=== Dataset extract ===
——

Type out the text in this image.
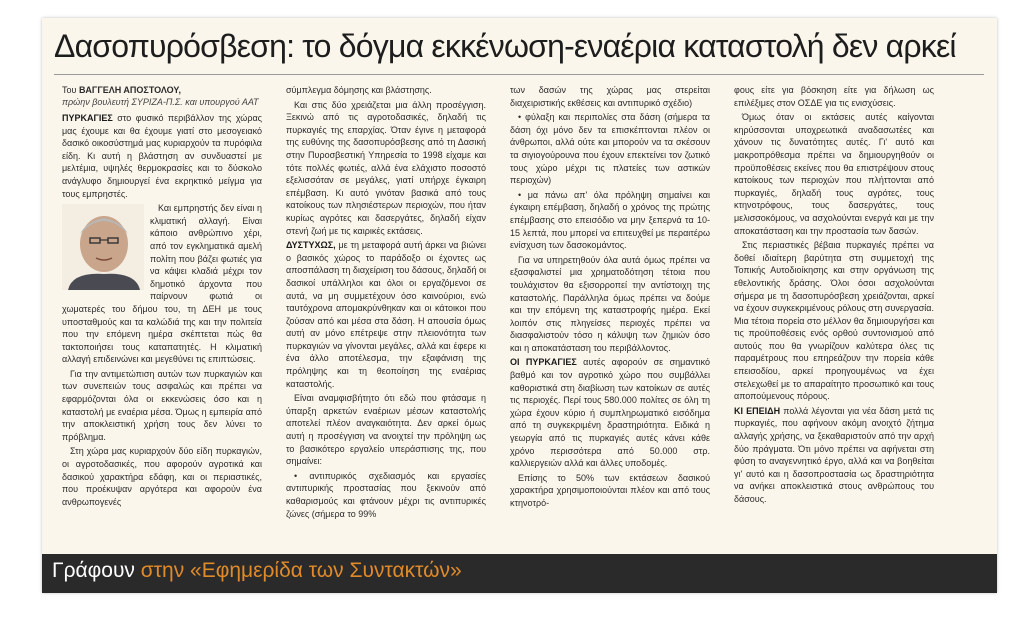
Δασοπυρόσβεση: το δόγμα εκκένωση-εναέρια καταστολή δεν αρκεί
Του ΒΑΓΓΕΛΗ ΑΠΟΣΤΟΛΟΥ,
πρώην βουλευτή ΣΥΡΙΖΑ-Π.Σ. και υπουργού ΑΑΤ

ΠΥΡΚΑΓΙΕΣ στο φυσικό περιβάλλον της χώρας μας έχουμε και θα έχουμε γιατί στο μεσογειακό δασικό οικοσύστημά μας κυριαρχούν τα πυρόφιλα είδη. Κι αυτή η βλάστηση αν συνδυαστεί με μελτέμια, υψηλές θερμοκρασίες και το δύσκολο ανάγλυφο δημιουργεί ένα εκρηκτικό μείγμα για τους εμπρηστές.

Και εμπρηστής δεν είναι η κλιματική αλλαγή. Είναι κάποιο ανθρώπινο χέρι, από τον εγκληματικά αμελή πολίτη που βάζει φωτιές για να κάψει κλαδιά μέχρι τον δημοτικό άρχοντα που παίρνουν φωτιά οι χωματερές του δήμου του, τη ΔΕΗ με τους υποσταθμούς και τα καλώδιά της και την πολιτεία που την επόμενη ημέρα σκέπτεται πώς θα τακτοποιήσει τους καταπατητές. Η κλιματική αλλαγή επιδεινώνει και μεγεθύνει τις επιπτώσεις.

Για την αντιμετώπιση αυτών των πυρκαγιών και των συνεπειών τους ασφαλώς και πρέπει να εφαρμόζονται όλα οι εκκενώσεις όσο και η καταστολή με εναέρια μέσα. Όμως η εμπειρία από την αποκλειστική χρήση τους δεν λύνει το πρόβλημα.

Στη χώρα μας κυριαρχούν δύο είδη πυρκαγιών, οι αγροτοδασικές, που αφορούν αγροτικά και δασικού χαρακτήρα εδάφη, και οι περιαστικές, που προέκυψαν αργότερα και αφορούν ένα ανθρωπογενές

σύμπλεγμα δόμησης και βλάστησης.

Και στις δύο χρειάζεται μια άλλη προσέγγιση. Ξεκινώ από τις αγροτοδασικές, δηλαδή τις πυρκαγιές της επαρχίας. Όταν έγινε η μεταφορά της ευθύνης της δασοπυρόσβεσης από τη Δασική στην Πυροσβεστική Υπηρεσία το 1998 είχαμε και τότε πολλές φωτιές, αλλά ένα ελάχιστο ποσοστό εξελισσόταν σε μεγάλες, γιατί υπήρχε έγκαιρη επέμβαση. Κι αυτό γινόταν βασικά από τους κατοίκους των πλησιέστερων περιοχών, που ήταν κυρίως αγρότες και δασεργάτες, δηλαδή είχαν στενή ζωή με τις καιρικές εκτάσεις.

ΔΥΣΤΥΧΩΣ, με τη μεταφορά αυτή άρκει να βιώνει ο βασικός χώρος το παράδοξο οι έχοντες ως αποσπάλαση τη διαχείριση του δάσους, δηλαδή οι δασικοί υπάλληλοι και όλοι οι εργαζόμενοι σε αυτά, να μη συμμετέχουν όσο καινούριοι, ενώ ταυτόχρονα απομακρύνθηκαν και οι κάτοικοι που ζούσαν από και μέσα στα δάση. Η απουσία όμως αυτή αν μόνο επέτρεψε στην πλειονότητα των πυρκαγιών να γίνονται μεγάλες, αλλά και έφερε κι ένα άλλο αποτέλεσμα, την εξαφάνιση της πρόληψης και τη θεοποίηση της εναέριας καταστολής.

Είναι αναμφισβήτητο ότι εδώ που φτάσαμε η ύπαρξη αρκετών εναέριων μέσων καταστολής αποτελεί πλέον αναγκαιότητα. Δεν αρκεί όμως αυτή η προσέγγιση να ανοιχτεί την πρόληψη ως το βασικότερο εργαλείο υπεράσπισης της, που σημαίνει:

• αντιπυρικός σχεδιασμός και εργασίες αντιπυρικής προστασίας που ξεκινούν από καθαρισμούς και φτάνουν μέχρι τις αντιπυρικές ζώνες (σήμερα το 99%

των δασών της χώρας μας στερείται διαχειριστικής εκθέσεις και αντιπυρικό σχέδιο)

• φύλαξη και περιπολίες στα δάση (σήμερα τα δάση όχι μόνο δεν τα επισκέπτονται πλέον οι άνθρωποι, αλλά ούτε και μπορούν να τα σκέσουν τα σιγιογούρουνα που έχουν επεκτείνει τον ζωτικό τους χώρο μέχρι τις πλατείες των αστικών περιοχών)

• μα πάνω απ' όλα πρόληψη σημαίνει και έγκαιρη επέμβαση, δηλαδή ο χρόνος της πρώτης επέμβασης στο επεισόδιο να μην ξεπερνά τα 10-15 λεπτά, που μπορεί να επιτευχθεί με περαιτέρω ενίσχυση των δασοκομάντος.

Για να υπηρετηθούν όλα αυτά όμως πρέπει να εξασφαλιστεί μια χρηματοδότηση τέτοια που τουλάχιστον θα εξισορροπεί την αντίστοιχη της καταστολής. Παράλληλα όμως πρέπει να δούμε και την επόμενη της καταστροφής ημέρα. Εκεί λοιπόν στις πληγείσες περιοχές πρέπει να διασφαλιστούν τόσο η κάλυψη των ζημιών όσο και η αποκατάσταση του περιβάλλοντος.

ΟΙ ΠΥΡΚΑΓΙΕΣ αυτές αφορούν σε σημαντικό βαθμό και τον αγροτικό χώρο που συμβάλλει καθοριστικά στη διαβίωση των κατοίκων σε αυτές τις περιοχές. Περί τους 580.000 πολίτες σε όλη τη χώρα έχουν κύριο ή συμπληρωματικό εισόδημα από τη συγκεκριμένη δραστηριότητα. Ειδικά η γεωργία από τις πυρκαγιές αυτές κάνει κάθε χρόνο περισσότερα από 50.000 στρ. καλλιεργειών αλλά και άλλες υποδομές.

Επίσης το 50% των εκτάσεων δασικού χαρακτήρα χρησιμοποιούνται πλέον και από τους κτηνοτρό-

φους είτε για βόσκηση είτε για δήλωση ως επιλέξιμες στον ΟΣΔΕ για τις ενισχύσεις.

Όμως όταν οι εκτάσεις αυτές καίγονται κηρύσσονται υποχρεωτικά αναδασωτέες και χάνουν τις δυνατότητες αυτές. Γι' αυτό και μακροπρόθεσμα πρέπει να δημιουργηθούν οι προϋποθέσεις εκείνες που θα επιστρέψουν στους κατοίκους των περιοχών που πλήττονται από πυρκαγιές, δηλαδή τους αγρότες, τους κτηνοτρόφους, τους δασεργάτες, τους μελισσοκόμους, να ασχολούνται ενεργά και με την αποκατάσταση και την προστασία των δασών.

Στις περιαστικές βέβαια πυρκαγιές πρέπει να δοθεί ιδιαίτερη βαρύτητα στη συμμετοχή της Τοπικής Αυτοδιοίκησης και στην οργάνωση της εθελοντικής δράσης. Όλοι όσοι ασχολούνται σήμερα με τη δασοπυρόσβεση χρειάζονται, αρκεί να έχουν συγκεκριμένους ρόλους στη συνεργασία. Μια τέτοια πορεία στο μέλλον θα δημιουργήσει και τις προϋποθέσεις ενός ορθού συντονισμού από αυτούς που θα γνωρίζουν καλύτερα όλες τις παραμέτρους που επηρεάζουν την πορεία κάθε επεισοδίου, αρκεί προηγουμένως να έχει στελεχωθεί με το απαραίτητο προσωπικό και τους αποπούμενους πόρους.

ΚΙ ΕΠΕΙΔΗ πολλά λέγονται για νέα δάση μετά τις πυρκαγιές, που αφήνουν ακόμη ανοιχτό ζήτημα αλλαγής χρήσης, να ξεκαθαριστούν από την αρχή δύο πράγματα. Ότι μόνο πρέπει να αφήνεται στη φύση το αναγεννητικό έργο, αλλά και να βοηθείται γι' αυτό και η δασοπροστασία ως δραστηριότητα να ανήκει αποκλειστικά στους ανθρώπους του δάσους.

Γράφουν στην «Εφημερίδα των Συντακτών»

——

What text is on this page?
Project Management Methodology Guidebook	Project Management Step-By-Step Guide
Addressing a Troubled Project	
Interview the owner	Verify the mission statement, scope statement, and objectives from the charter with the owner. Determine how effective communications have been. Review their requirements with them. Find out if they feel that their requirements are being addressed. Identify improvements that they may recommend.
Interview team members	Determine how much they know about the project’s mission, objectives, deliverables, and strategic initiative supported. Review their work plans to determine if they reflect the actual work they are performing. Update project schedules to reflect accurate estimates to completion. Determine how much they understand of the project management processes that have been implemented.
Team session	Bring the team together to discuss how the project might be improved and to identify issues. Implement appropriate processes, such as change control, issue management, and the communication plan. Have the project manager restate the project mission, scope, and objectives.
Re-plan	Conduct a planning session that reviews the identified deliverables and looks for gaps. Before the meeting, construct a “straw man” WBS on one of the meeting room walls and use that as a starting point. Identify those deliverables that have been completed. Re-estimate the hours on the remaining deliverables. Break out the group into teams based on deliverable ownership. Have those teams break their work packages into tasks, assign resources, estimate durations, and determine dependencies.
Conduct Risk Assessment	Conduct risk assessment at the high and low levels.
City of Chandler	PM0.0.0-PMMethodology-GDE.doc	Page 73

——

=== Required work ===
Copy all lines from the entries that contain the word "κάθε".

=== Answer to this task ===
ΟΙ ΠΥΡΚΑΓΙΕΣ αυτές αφορούν σε σημαντικό βαθμό και τον αγροτικό χώρο που συμβάλλει καθοριστικά στη διαβίωση των κατοίκων σε αυτές τις περιοχές. Περί τους 580.000 πολίτες σε όλη τη χώρα έχουν κύριο ή συμπληρωματικό εισόδημα από τη συγκεκριμένη δραστηριότητα. Ειδικά η γεωργία από τις πυρκαγιές αυτές κάνει κάθε χρόνο περισσότερα από 50.000 στρ. καλλιεργειών αλλά και άλλες υποδομές.
Στις περιαστικές βέβαια πυρκαγιές πρέπει να δοθεί ιδιαίτερη βαρύτητα στη συμμετοχή της Τοπικής Αυτοδιοίκησης και στην οργάνωση της εθελοντικής δράσης. Όλοι όσοι ασχολούνται σήμερα με τη δασοπυρόσβεση χρειάζονται, αρκεί να έχουν συγκεκριμένους ρόλους στη συνεργασία. Μια τέτοια πορεία στο μέλλον θα δημιουργήσει και τις προϋποθέσεις ενός ορθού συντονισμού από αυτούς που θα γνωρίζουν καλύτερα όλες τις παραμέτρους που επηρεάζουν την πορεία κάθε επεισοδίου, αρκεί προηγουμένως να έχει στελεχωθεί με το απαραίτητο προσωπικό και τους αποπούμενους πόρους.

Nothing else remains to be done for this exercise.